> [THE TASK]: Every line of the material below must be repeated exactly.

=-=-=-=-=

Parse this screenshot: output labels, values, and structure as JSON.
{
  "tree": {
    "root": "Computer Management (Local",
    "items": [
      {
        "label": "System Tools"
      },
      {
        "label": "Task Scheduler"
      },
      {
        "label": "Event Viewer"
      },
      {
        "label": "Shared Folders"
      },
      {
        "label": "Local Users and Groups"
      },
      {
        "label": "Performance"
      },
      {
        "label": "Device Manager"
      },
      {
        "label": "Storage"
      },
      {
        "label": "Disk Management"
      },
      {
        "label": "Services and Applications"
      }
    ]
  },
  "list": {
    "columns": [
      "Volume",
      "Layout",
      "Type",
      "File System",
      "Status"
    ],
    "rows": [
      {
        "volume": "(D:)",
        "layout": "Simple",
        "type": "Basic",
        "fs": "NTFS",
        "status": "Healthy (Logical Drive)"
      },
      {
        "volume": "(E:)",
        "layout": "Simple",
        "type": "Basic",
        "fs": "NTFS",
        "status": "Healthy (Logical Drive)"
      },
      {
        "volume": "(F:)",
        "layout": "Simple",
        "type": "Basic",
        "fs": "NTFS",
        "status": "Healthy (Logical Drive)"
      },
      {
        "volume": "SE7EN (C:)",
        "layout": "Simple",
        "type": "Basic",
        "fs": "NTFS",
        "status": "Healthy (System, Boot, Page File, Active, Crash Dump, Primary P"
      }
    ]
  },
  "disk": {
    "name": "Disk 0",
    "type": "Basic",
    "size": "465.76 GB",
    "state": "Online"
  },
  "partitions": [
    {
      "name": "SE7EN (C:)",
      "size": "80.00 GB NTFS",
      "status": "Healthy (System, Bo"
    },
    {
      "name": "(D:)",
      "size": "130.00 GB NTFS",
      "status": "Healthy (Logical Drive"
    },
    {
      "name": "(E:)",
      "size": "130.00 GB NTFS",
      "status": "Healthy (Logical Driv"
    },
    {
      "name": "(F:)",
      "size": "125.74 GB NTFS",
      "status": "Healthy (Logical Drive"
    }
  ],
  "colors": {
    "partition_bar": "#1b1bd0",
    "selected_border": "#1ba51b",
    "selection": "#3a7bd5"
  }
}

=-=-=-=-=

> [TASK SOLUTION]:
Parse this screenshot: output labels, values, and structure as JSON.
{
  "tree": {
    "root": "Computer Management (Local",
    "items": [
      {
        "label": "System Tools"
      },
      {
        "label": "Task Scheduler"
      },
      {
        "label": "Event Viewer"
      },
      {
        "label": "Shared Folders"
      },
      {
        "label": "Local Users and Groups"
      },
      {
        "label": "Performance"
      },
      {
        "label": "Device Manager"
      },
      {
        "label": "Storage"
      },
      {
        "label": "Disk Management"
      },
      {
        "label": "Services and Applications"
      }
    ]
  },
  "list": {
    "columns": [
      "Volume",
      "Layout",
      "Type",
      "File System",
      "Status"
    ],
    "rows": [
      {
        "volume": "(D:)",
        "layout": "Simple",
        "type": "Basic",
        "fs": "NTFS",
        "status": "Healthy (Logical Drive)"
      },
      {
        "volume": "(E:)",
        "layout": "Simple",
        "type": "Basic",
        "fs": "NTFS",
        "status": "Healthy (Logical Drive)"
      },
      {
        "volume": "(F:)",
        "layout": "Simple",
        "type": "Basic",
        "fs": "NTFS",
        "status": "Healthy (Logical Drive)"
      },
      {
        "volume": "SE7EN (C:)",
        "layout": "Simple",
        "type": "Basic",
        "fs": "NTFS",
        "status": "Healthy (System, Boot, Page File, Active, Crash Dump, Primary P"
      }
    ]
  },
  "disk": {
    "name": "Disk 0",
    "type": "Basic",
    "size": "465.76 GB",
    "state": "Online"
  },
  "partitions": [
    {
      "name": "SE7EN (C:)",
      "size": "80.00 GB NTFS",
      "status": "Healthy (System, Bo"
    },
    {
      "name": "(D:)",
      "size": "130.00 GB NTFS",
      "status": "Healthy (Logical Drive"
    },
    {
      "name": "(E:)",
      "size": "130.00 GB NTFS",
      "status": "Healthy (Logical Driv"
    },
    {
      "name": "(F:)",
      "size": "125.74 GB NTFS",
      "status": "Healthy (Logical Drive"
    }
  ],
  "colors": {
    "partition_bar": "#1b1bd0",
    "selected_border": "#1ba51b",
    "selection": "#3a7bd5"
  }
}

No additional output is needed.